- PROBLEM TO SOLVE
Exactly repeat the line that contains "Give me a plain-text", then every line after it up to and including the final line.

- DATA SECTION
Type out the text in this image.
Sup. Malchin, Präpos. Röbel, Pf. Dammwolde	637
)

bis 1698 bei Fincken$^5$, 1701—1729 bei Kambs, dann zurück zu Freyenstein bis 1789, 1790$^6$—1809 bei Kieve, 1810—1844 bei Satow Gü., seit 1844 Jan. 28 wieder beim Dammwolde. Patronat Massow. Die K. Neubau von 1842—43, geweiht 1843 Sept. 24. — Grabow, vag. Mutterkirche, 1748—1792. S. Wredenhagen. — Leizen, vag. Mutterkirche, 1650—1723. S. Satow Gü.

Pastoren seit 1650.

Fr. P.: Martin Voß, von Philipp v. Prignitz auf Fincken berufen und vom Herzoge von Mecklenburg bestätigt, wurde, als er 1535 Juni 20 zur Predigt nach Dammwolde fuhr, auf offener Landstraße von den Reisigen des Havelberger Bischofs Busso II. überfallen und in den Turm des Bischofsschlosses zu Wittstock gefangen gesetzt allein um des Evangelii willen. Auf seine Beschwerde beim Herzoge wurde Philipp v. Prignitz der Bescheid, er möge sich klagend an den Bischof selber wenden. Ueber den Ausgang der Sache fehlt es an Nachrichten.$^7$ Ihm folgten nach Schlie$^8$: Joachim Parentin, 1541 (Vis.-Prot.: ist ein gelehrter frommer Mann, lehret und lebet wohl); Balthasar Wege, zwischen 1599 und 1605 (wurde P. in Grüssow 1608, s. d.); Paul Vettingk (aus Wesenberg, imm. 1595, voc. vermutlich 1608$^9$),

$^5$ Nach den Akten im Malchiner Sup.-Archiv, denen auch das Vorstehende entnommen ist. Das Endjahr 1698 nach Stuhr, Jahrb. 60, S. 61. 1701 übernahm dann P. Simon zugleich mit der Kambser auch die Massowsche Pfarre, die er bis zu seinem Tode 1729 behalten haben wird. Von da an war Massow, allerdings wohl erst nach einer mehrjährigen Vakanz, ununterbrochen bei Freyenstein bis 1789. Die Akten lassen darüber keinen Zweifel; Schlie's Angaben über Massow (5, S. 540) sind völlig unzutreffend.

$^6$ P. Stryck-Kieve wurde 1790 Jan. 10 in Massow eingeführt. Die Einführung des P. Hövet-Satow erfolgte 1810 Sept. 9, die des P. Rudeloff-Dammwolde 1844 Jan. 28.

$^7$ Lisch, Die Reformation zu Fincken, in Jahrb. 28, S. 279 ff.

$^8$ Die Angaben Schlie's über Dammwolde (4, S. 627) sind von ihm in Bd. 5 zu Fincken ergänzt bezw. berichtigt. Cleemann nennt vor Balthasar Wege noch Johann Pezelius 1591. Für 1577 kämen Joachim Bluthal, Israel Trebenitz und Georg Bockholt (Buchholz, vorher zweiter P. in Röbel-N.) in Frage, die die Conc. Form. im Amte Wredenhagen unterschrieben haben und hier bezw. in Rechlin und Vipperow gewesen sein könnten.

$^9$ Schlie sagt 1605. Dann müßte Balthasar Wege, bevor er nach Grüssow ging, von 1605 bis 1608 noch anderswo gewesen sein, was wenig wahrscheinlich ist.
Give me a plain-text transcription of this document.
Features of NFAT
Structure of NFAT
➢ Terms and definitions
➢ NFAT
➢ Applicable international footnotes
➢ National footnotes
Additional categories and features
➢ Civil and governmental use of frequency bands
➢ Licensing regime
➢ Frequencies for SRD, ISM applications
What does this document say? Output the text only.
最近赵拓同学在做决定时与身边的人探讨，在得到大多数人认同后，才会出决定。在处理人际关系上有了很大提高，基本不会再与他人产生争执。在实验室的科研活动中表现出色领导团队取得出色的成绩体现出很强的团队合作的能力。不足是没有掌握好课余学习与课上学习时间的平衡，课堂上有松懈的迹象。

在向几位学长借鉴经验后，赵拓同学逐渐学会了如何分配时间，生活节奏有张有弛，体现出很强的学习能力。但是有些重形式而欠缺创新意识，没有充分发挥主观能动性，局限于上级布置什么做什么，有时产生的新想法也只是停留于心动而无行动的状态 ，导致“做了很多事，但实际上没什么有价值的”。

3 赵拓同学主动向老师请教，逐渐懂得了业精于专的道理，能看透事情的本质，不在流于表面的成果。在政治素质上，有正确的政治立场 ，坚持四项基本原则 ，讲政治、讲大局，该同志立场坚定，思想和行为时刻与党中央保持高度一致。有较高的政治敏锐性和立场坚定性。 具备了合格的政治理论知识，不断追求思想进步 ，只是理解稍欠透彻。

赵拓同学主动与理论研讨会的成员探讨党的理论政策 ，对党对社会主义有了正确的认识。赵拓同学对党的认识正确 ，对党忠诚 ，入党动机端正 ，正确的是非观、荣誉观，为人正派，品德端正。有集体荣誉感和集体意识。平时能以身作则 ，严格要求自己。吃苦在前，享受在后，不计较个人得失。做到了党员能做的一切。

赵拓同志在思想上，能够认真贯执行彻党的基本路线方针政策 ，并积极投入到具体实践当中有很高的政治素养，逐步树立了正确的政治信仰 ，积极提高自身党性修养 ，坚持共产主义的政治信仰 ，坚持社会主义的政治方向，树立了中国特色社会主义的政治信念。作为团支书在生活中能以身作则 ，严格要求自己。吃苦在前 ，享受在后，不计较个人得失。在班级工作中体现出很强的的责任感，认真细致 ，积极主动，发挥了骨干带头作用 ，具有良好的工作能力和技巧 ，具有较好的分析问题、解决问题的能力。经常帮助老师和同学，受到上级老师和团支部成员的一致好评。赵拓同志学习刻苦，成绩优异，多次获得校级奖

- RESPONSE TO THIS TASK
Give me a plain-text transcription of this document.
Features of NFAT
Structure of NFAT
➢ Terms and definitions
➢ NFAT
➢ Applicable international footnotes
➢ National footnotes
Additional categories and features
➢ Civil and governmental use of frequency bands
➢ Licensing regime
➢ Frequencies for SRD, ISM applications
What does this document say? Output the text only.
最近赵拓同学在做决定时与身边的人探讨，在得到大多数人认同后，才会出决定。在处理人际关系上有了很大提高，基本不会再与他人产生争执。在实验室的科研活动中表现出色领导团队取得出色的成绩体现出很强的团队合作的能力。不足是没有掌握好课余学习与课上学习时间的平衡，课堂上有松懈的迹象。

在向几位学长借鉴经验后，赵拓同学逐渐学会了如何分配时间，生活节奏有张有弛，体现出很强的学习能力。但是有些重形式而欠缺创新意识，没有充分发挥主观能动性，局限于上级布置什么做什么，有时产生的新想法也只是停留于心动而无行动的状态 ，导致“做了很多事，但实际上没什么有价值的”。

3 赵拓同学主动向老师请教，逐渐懂得了业精于专的道理，能看透事情的本质，不在流于表面的成果。在政治素质上，有正确的政治立场 ，坚持四项基本原则 ，讲政治、讲大局，该同志立场坚定，思想和行为时刻与党中央保持高度一致。有较高的政治敏锐性和立场坚定性。 具备了合格的政治理论知识，不断追求思想进步 ，只是理解稍欠透彻。

赵拓同学主动与理论研讨会的成员探讨党的理论政策 ，对党对社会主义有了正确的认识。赵拓同学对党的认识正确 ，对党忠诚 ，入党动机端正 ，正确的是非观、荣誉观，为人正派，品德端正。有集体荣誉感和集体意识。平时能以身作则 ，严格要求自己。吃苦在前，享受在后，不计较个人得失。做到了党员能做的一切。

赵拓同志在思想上，能够认真贯执行彻党的基本路线方针政策 ，并积极投入到具体实践当中有很高的政治素养，逐步树立了正确的政治信仰 ，积极提高自身党性修养 ，坚持共产主义的政治信仰 ，坚持社会主义的政治方向，树立了中国特色社会主义的政治信念。作为团支书在生活中能以身作则 ，严格要求自己。吃苦在前 ，享受在后，不计较个人得失。在班级工作中体现出很强的的责任感，认真细致 ，积极主动，发挥了骨干带头作用 ，具有良好的工作能力和技巧 ，具有较好的分析问题、解决问题的能力。经常帮助老师和同学，受到上级老师和团支部成员的一致好评。赵拓同志学习刻苦，成绩优异，多次获得校级奖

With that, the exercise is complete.